* Direction:
Lines containing the string "sandsynligvis" are to be collected in full.

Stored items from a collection
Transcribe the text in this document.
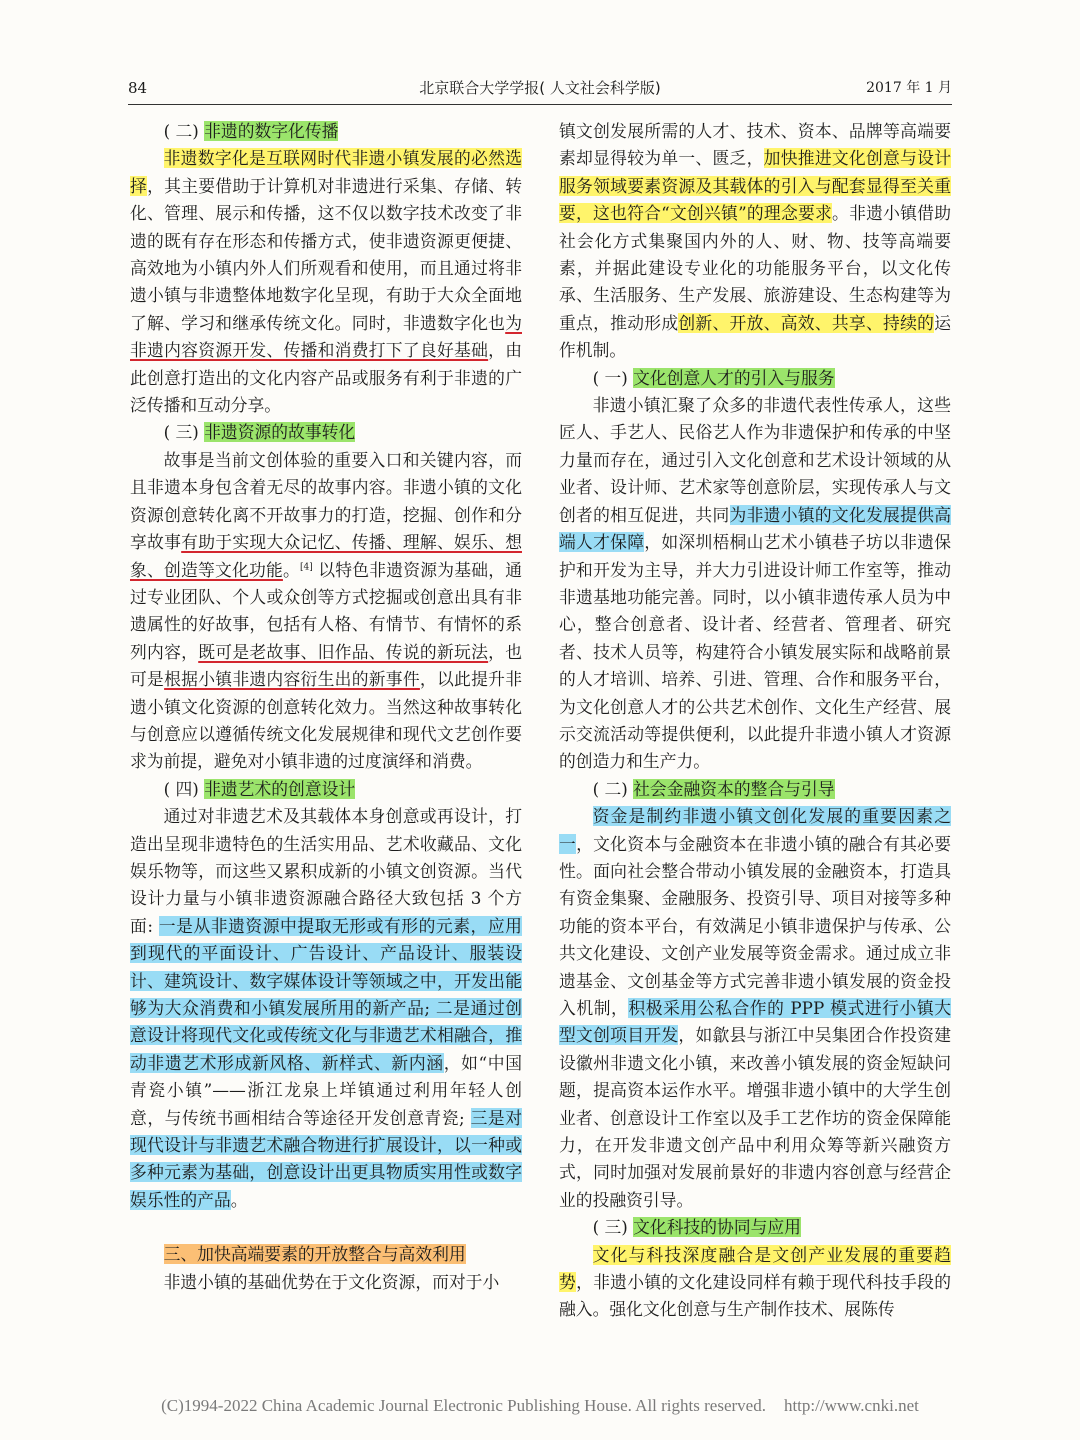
84	北京联合大学学报( 人文社会科学版)	2017 年 1 月

( 二) 非遗的数字化传播

非遗数字化是互联网时代非遗小镇发展的必然选择，其主要借助于计算机对非遗进行采集、存储、转化、管理、展示和传播，这不仅以数字技术改变了非遗的既有存在形态和传播方式，使非遗资源更便捷、高效地为小镇内外人们所观看和使用，而且通过将非遗小镇与非遗整体地数字化呈现，有助于大众全面地了解、学习和继承传统文化。同时，非遗数字化也为非遗内容资源开发、传播和消费打下了良好基础，由此创意打造出的文化内容产品或服务有利于非遗的广泛传播和互动分享。

( 三) 非遗资源的故事转化

故事是当前文创体验的重要入口和关键内容，而且非遗本身包含着无尽的故事内容。非遗小镇的文化资源创意转化离不开故事力的打造，挖掘、创作和分享故事有助于实现大众记忆、传播、理解、娱乐、想象、创造等文化功能。[4] 以特色非遗资源为基础，通过专业团队、个人或众创等方式挖掘或创意出具有非遗属性的好故事，包括有人格、有情节、有情怀的系列内容，既可是老故事、旧作品、传说的新玩法，也可是根据小镇非遗内容衍生出的新事件，以此提升非遗小镇文化资源的创意转化效力。当然这种故事转化与创意应以遵循传统文化发展规律和现代文艺创作要求为前提，避免对小镇非遗的过度演绎和消费。

( 四) 非遗艺术的创意设计

通过对非遗艺术及其载体本身创意或再设计，打造出呈现非遗特色的生活实用品、艺术收藏品、文化娱乐物等，而这些又累积成新的小镇文创资源。当代设计力量与小镇非遗资源融合路径大致包括 3 个方面: 一是从非遗资源中提取无形或有形的元素，应用到现代的平面设计、广告设计、产品设计、服装设计、建筑设计、数字媒体设计等领域之中，开发出能够为大众消费和小镇发展所用的新产品; 二是通过创意设计将现代文化或传统文化与非遗艺术相融合，推动非遗艺术形成新风格、新样式、新内涵，如“中国青瓷小镇”——浙江龙泉上垟镇通过利用年轻人创意，与传统书画相结合等途径开发创意青瓷; 三是对现代设计与非遗艺术融合物进行扩展设计，以一种或多种元素为基础，创意设计出更具物质实用性或数字娱乐性的产品。

三、加快高端要素的开放整合与高效利用

非遗小镇的基础优势在于文化资源，而对于小

镇文创发展所需的人才、技术、资本、品牌等高端要素却显得较为单一、匮乏，加快推进文化创意与设计服务领域要素资源及其载体的引入与配套显得至关重要，这也符合“文创兴镇”的理念要求。非遗小镇借助社会化方式集聚国内外的人、财、物、技等高端要素，并据此建设专业化的功能服务平台，以文化传承、生活服务、生产发展、旅游建设、生态构建等为重点，推动形成创新、开放、高效、共享、持续的运作机制。

( 一) 文化创意人才的引入与服务

非遗小镇汇聚了众多的非遗代表性传承人，这些匠人、手艺人、民俗艺人作为非遗保护和传承的中坚力量而存在，通过引入文化创意和艺术设计领域的从业者、设计师、艺术家等创意阶层，实现传承人与文创者的相互促进，共同为非遗小镇的文化发展提供高端人才保障，如深圳梧桐山艺术小镇巷子坊以非遗保护和开发为主导，并大力引进设计师工作室等，推动非遗基地功能完善。同时，以小镇非遗传承人员为中心，整合创意者、设计者、经营者、管理者、研究者、技术人员等，构建符合小镇发展实际和战略前景的人才培训、培养、引进、管理、合作和服务平台，为文化创意人才的公共艺术创作、文化生产经营、展示交流活动等提供便利，以此提升非遗小镇人才资源的创造力和生产力。

( 二) 社会金融资本的整合与引导

资金是制约非遗小镇文创化发展的重要因素之一，文化资本与金融资本在非遗小镇的融合有其必要性。面向社会整合带动小镇发展的金融资本，打造具有资金集聚、金融服务、投资引导、项目对接等多种功能的资本平台，有效满足小镇非遗保护与传承、公共文化建设、文创产业发展等资金需求。通过成立非遗基金、文创基金等方式完善非遗小镇发展的资金投入机制，积极采用公私合作的 PPP 模式进行小镇大型文创项目开发，如歙县与浙江中吴集团合作投资建设徽州非遗文化小镇，来改善小镇发展的资金短缺问题，提高资本运作水平。增强非遗小镇中的大学生创业者、创意设计工作室以及手工艺作坊的资金保障能力，在开发非遗文创产品中利用众筹等新兴融资方式，同时加强对发展前景好的非遗内容创意与经营企业的投融资引导。

( 三) 文化科技的协同与应用

文化与科技深度融合是文创产业发展的重要趋势，非遗小镇的文化建设同样有赖于现代科技手段的融入。强化文化创意与生产制作技术、展陈传

(C)1994-2022 China Academic Journal Electronic Publishing House. All rights reserved. http://www.cnki.net
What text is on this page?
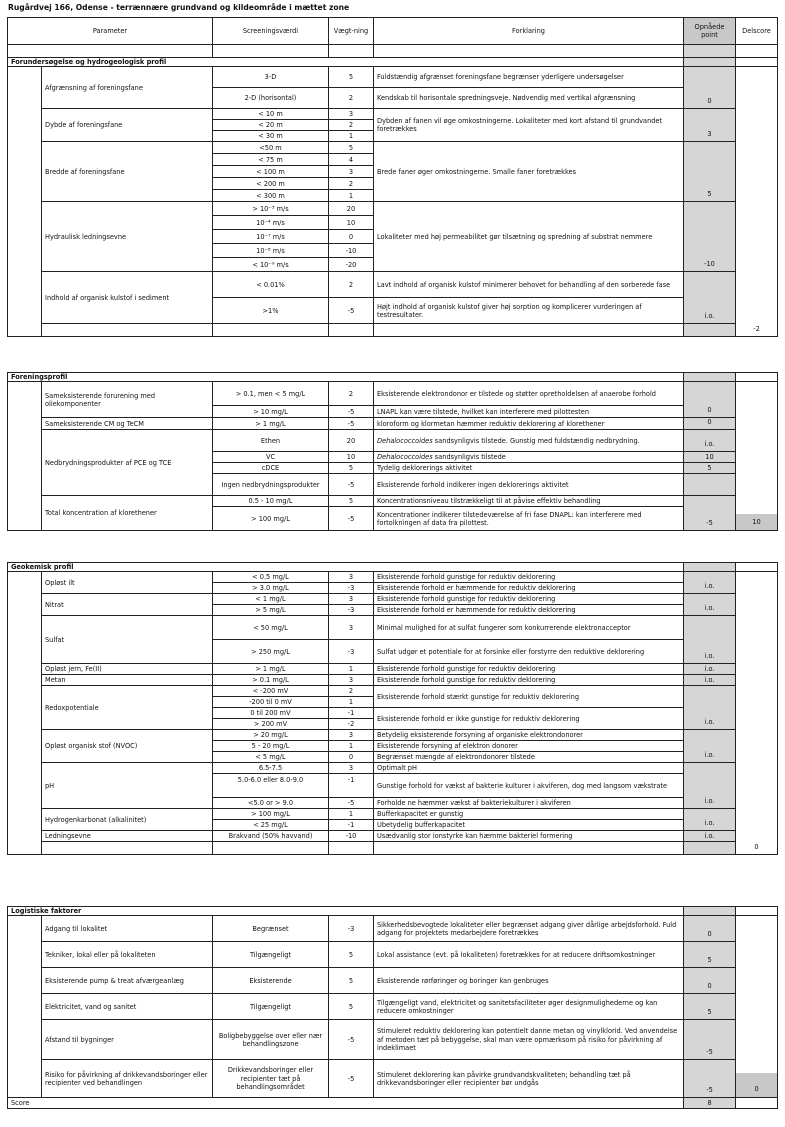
Rugårdvej 166, Odense - terrænnære grundvand og kildeområde i mættet zone
Parameter		Screeningsværdi	Vægt-ning	Forklaring	Opnåede point	Delscore

Forundersøgelse og hydrogeologisk profil						
	Afgrænsning af foreningsfane	3-D	5	Fuldstændig afgrænset foreningsfane begrænser yderligere undersøgelser	0	-2
		2-D (horisontal)	2	Kendskab til horisontale spredningsveje. Nødvendig med vertikal afgrænsning		
	Dybde af foreningsfane	< 10 m	3	Dybden af fanen vil øge omkostningerne. Lokaliteter med kort afstand til grundvandet foretrækkes	3	
		< 20 m	2			
		< 30 m	1			
	Bredde af foreningsfane	<50 m	5	Brede faner øger omkostningerne. Smalle faner foretrækkes	5	
		< 75 m	4			
		< 100 m	3			
		< 200 m	2			
		< 300 m	1			
	Hydraulisk ledningsevne	> 10⁻³ m/s	20	Lokaliteter med høj permeabilitet gør tilsætning og spredning af substrat nemmere	-10	
		10⁻⁴ m/s	10			
		10⁻⁷ m/s	0			
		10⁻⁸ m/s	-10			
		< 10⁻⁹ m/s	-20			
	Indhold af organisk kulstof i sediment	< 0.01%	2	Lavt indhold af organisk kulstof minimerer behovet for behandling af den sorberede fase	i.o.	
		>1%	-5	Højt indhold af organisk kulstof giver høj sorption og komplicerer vurderingen af testresultater.		

Foreningsprofil						
	Sameksisterende forurening med oliekomponenter	> 0.1, men < 5 mg/L	2	Eksisterende elektrondonor er tilstede og støtter opretholdelsen af anaerobe forhold	0	10

		> 10 mg/L	-5	LNAPL kan være tilstede, hvilket kan interferere med pilottesten		
	Sameksisterende CM og TeCM	> 1 mg/L	-5	kloroform og klormetan hæmmer reduktiv deklorering af klorethener	0	
	Nedbrydningsprodukter af PCE og TCE	Ethen	20	Dehalococcoides sandsynligvis tilstede. Gunstig med fuldstændig nedbrydning.	i.o.	
		VC	10	Dehalococcoides sandsynligvis tilstede	10	
		cDCE	5	Tydelig deklorerings aktivitet	5	
		Ingen nedbrydningsprodukter	-5	Eksisterende forhold indikerer ingen deklorerings aktivitet		
	Total koncentration af klorethener	0.5 - 10 mg/L	5	Koncentrationsniveau tilstrækkeligt til at påvise effektiv behandling	-5	
		> 100 mg/L	-5	Koncentrationer indikerer tilstedeværelse af fri fase DNAPL: kan interferere med fortolkningen af data fra pilottest.		
Geokemisk profil						
	Opløst ilt	< 0.5 mg/L	3	Eksisterende forhold gunstige for reduktiv deklorering	i.o.	0
		> 3.0 mg/L	-3	Eksisterende forhold er hæmmende for reduktiv deklorering		
	Nitrat	< 1 mg/L	3	Eksisterende forhold gunstige for reduktiv deklorering	i.o.	
		> 5 mg/L	-3	Eksisterende forhold er hæmmende for reduktiv deklorering		
	Sulfat	< 50 mg/L	3	Minimal mulighed for at sulfat fungerer som konkurrerende elektronacceptor	i.o.	
		> 250 mg/L	-3	Sulfat udgør et potentiale for at forsinke eller forstyrre den reduktive deklorering		
	Opløst jern, Fe(II)	> 1 mg/L	1	Eksisterende forhold gunstige for reduktiv deklorering	i.o.	
	Metan	> 0.1 mg/L	3	Eksisterende forhold gunstige for reduktiv deklorering	i.o.	
	Redoxpotentiale	< -200 mV	2	Eksisterende forhold stærkt gunstige for reduktiv deklorering	i.o.	
		-200 til 0 mV	1			
		0 til 200 mV	-1	Eksisterende forhold er ikke gunstige for reduktiv deklorering		
		> 200 mV	-2			
	Opløst organisk stof (NVOC)	> 20 mg/L	3	Betydelig eksisterende forsyning af organiske elektrondonorer	i.o.	
		5 - 20 mg/L	1	Eksisterende forsyning af elektron donorer		
		< 5 mg/L	0	Begrænset mængde af elektrondonorer tilstede		
	pH	6.5-7.5	3	Optimalt pH	i.o.	
		5.0-6.0 eller 8.0-9.0	-1	Gunstige forhold for vækst af bakterie kulturer i akviferen, dog med langsom vækstrate		
		<5.0 or > 9.0	-5	Forholde ne hæmmer vækst af bakteriekulturer i akviferen		
	Hydrogenkarbonat (alkalinitet)	> 100 mg/L	1	Bufferkapacitet er gunstig	i.o.	
		< 25 mg/L	-1	Ubetydelig bufferkapacitet		
	Ledningsevne	Brakvand (50% havvand)	-10	Usædvanlig stor ionstyrke kan hæmme bakteriel formering	i.o.	

Logistiske faktorer						
	Adgang til lokalitet	Begrænset	-3	Sikkerhedsbevogtede lokaliteter eller begrænset adgang giver dårlige arbejdsforhold. Fuld adgang for projektets medarbejdere foretrækkes	0	0

	Tekniker, lokal eller på lokaliteten	Tilgængeligt	5	Lokal assistance (evt. på lokaliteten) foretrækkes for at reducere driftsomkostninger	5	
	Eksisterende pump & treat afværgeanlæg	Eksisterende	5	Eksisterende rørføringer og boringer kan genbruges	0	
	Elektricitet, vand og sanitet	Tilgængeligt	5	Tilgængeligt vand, elektricitet og sanitetsfaciliteter øger designmulighederne og kan reducere omkostninger	5	
	Afstand til bygninger	Boligbebyggelse over eller nær behandlingszone	-5	Stimuleret reduktiv deklorering kan potentielt danne metan og vinylklorid. Ved anvendelse af metoden tæt på bebyggelse, skal man være opmærksom på risiko for påvirkning af indeklimaet	-5	
	Risiko for påvirkning af drikkevandsboringer eller recipienter ved behandlingen	Drikkevandsboringer eller recipienter tæt på behandlingsområdet	-5	Stimuleret deklorering kan påvirke grundvandskvaliteten; behandling tæt på drikkevandsboringer eller recipienter bør undgås	-5	
Score					8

* Result of this task:
	Nedbrydningsprodukter af PCE og TCE	Ethen	20	Dehalococcoides sandsynligvis tilstede. Gunstig med fuldstændig nedbrydning.	i.o.	
		VC	10	Dehalococcoides sandsynligvis tilstede	10	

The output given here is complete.